- What the exercise asks -
Return all of the lines below exactly as they are.

--- Provided data ---

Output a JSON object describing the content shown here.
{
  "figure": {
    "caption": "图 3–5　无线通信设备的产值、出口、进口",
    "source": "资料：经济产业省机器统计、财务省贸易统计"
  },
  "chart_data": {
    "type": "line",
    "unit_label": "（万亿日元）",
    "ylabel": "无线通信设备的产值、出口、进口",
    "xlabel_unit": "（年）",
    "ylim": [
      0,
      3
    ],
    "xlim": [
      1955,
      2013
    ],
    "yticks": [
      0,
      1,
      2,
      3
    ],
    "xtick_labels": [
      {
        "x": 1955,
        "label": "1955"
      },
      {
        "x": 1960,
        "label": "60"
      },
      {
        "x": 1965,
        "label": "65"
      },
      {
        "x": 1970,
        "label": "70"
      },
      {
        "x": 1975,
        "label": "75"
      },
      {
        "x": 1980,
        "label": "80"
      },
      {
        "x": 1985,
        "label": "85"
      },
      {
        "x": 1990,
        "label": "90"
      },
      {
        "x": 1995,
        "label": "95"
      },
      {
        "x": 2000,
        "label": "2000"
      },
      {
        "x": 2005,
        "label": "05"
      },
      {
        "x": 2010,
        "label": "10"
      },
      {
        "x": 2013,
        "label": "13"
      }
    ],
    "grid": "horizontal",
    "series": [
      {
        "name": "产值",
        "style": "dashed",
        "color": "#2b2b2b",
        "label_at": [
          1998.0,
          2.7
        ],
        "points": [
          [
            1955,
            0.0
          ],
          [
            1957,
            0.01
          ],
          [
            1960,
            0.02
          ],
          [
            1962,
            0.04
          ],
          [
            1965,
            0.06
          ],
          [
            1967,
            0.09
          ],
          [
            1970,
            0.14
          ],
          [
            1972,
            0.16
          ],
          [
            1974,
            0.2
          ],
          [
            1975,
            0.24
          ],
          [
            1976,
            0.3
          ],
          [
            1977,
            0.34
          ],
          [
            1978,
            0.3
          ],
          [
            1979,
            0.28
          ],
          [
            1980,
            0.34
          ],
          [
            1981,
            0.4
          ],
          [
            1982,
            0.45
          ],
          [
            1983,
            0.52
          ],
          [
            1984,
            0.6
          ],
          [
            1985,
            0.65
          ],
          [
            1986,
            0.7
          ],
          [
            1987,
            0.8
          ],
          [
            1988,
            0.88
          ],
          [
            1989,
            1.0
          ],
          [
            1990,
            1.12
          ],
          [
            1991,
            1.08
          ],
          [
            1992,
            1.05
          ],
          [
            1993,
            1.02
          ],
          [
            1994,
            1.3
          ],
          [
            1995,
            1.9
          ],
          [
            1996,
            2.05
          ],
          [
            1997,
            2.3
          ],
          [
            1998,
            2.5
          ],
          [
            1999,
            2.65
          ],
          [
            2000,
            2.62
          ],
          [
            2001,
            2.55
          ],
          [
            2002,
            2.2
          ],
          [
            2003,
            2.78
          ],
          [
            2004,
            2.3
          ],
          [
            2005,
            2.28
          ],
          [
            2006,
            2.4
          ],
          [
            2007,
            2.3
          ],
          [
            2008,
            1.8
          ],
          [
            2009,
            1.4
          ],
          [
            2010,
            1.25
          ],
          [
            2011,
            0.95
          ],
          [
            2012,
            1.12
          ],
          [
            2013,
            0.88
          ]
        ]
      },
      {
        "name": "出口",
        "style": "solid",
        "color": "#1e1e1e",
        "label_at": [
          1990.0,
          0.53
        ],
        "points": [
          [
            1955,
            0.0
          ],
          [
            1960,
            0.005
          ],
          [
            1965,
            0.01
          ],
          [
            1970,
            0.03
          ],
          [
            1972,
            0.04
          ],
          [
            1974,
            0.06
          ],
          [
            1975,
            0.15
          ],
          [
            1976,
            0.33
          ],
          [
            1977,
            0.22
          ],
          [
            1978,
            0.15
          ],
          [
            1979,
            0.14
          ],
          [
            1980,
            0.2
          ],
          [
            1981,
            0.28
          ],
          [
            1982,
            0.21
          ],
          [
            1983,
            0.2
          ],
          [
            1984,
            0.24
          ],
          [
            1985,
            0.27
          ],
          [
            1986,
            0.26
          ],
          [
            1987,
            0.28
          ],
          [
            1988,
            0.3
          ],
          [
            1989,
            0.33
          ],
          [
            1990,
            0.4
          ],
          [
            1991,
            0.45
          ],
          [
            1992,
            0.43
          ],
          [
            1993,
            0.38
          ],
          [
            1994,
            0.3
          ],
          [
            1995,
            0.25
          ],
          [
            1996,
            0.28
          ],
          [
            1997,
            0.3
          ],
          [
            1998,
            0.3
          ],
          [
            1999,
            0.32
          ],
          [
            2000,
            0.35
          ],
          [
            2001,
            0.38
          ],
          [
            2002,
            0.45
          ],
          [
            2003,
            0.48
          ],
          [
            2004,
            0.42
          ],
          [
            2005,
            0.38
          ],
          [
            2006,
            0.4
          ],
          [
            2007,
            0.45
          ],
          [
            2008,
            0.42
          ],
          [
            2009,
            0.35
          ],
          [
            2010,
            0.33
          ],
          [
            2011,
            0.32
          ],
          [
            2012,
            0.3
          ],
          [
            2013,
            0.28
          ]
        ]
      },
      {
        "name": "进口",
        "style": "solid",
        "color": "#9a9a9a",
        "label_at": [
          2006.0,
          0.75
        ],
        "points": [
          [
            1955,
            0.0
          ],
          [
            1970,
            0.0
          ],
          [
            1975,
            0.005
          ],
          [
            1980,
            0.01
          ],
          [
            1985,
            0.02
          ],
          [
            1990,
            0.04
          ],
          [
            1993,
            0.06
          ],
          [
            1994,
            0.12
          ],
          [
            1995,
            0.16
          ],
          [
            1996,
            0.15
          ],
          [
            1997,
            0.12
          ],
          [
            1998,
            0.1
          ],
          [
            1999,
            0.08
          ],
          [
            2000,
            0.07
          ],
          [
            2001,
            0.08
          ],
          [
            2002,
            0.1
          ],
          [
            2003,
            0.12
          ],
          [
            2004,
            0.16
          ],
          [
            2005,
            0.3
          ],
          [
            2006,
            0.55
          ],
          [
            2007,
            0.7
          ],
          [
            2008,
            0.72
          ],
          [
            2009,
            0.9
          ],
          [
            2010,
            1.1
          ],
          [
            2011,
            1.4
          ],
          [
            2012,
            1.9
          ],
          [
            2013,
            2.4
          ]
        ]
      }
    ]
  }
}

---

- The answer -
Output a JSON object describing the content shown here.
{
  "figure": {
    "caption": "图 3–5　无线通信设备的产值、出口、进口",
    "source": "资料：经济产业省机器统计、财务省贸易统计"
  },
  "chart_data": {
    "type": "line",
    "unit_label": "（万亿日元）",
    "ylabel": "无线通信设备的产值、出口、进口",
    "xlabel_unit": "（年）",
    "ylim": [
      0,
      3
    ],
    "xlim": [
      1955,
      2013
    ],
    "yticks": [
      0,
      1,
      2,
      3
    ],
    "xtick_labels": [
      {
        "x": 1955,
        "label": "1955"
      },
      {
        "x": 1960,
        "label": "60"
      },
      {
        "x": 1965,
        "label": "65"
      },
      {
        "x": 1970,
        "label": "70"
      },
      {
        "x": 1975,
        "label": "75"
      },
      {
        "x": 1980,
        "label": "80"
      },
      {
        "x": 1985,
        "label": "85"
      },
      {
        "x": 1990,
        "label": "90"
      },
      {
        "x": 1995,
        "label": "95"
      },
      {
        "x": 2000,
        "label": "2000"
      },
      {
        "x": 2005,
        "label": "05"
      },
      {
        "x": 2010,
        "label": "10"
      },
      {
        "x": 2013,
        "label": "13"
      }
    ],
    "grid": "horizontal",
    "series": [
      {
        "name": "产值",
        "style": "dashed",
        "color": "#2b2b2b",
        "label_at": [
          1998.0,
          2.7
        ],
        "points": [
          [
            1955,
            0.0
          ],
          [
            1957,
            0.01
          ],
          [
            1960,
            0.02
          ],
          [
            1962,
            0.04
          ],
          [
            1965,
            0.06
          ],
          [
            1967,
            0.09
          ],
          [
            1970,
            0.14
          ],
          [
            1972,
            0.16
          ],
          [
            1974,
            0.2
          ],
          [
            1975,
            0.24
          ],
          [
            1976,
            0.3
          ],
          [
            1977,
            0.34
          ],
          [
            1978,
            0.3
          ],
          [
            1979,
            0.28
          ],
          [
            1980,
            0.34
          ],
          [
            1981,
            0.4
          ],
          [
            1982,
            0.45
          ],
          [
            1983,
            0.52
          ],
          [
            1984,
            0.6
          ],
          [
            1985,
            0.65
          ],
          [
            1986,
            0.7
          ],
          [
            1987,
            0.8
          ],
          [
            1988,
            0.88
          ],
          [
            1989,
            1.0
          ],
          [
            1990,
            1.12
          ],
          [
            1991,
            1.08
          ],
          [
            1992,
            1.05
          ],
          [
            1993,
            1.02
          ],
          [
            1994,
            1.3
          ],
          [
            1995,
            1.9
          ],
          [
            1996,
            2.05
          ],
          [
            1997,
            2.3
          ],
          [
            1998,
            2.5
          ],
          [
            1999,
            2.65
          ],
          [
            2000,
            2.62
          ],
          [
            2001,
            2.55
          ],
          [
            2002,
            2.2
          ],
          [
            2003,
            2.78
          ],
          [
            2004,
            2.3
          ],
          [
            2005,
            2.28
          ],
          [
            2006,
            2.4
          ],
          [
            2007,
            2.3
          ],
          [
            2008,
            1.8
          ],
          [
            2009,
            1.4
          ],
          [
            2010,
            1.25
          ],
          [
            2011,
            0.95
          ],
          [
            2012,
            1.12
          ],
          [
            2013,
            0.88
          ]
        ]
      },
      {
        "name": "出口",
        "style": "solid",
        "color": "#1e1e1e",
        "label_at": [
          1990.0,
          0.53
        ],
        "points": [
          [
            1955,
            0.0
          ],
          [
            1960,
            0.005
          ],
          [
            1965,
            0.01
          ],
          [
            1970,
            0.03
          ],
          [
            1972,
            0.04
          ],
          [
            1974,
            0.06
          ],
          [
            1975,
            0.15
          ],
          [
            1976,
            0.33
          ],
          [
            1977,
            0.22
          ],
          [
            1978,
            0.15
          ],
          [
            1979,
            0.14
          ],
          [
            1980,
            0.2
          ],
          [
            1981,
            0.28
          ],
          [
            1982,
            0.21
          ],
          [
            1983,
            0.2
          ],
          [
            1984,
            0.24
          ],
          [
            1985,
            0.27
          ],
          [
            1986,
            0.26
          ],
          [
            1987,
            0.28
          ],
          [
            1988,
            0.3
          ],
          [
            1989,
            0.33
          ],
          [
            1990,
            0.4
          ],
          [
            1991,
            0.45
          ],
          [
            1992,
            0.43
          ],
          [
            1993,
            0.38
          ],
          [
            1994,
            0.3
          ],
          [
            1995,
            0.25
          ],
          [
            1996,
            0.28
          ],
          [
            1997,
            0.3
          ],
          [
            1998,
            0.3
          ],
          [
            1999,
            0.32
          ],
          [
            2000,
            0.35
          ],
          [
            2001,
            0.38
          ],
          [
            2002,
            0.45
          ],
          [
            2003,
            0.48
          ],
          [
            2004,
            0.42
          ],
          [
            2005,
            0.38
          ],
          [
            2006,
            0.4
          ],
          [
            2007,
            0.45
          ],
          [
            2008,
            0.42
          ],
          [
            2009,
            0.35
          ],
          [
            2010,
            0.33
          ],
          [
            2011,
            0.32
          ],
          [
            2012,
            0.3
          ],
          [
            2013,
            0.28
          ]
        ]
      },
      {
        "name": "进口",
        "style": "solid",
        "color": "#9a9a9a",
        "label_at": [
          2006.0,
          0.75
        ],
        "points": [
          [
            1955,
            0.0
          ],
          [
            1970,
            0.0
          ],
          [
            1975,
            0.005
          ],
          [
            1980,
            0.01
          ],
          [
            1985,
            0.02
          ],
          [
            1990,
            0.04
          ],
          [
            1993,
            0.06
          ],
          [
            1994,
            0.12
          ],
          [
            1995,
            0.16
          ],
          [
            1996,
            0.15
          ],
          [
            1997,
            0.12
          ],
          [
            1998,
            0.1
          ],
          [
            1999,
            0.08
          ],
          [
            2000,
            0.07
          ],
          [
            2001,
            0.08
          ],
          [
            2002,
            0.1
          ],
          [
            2003,
            0.12
          ],
          [
            2004,
            0.16
          ],
          [
            2005,
            0.3
          ],
          [
            2006,
            0.55
          ],
          [
            2007,
            0.7
          ],
          [
            2008,
            0.72
          ],
          [
            2009,
            0.9
          ],
          [
            2010,
            1.1
          ],
          [
            2011,
            1.4
          ],
          [
            2012,
            1.9
          ],
          [
            2013,
            2.4
          ]
        ]
      }
    ]
  }
}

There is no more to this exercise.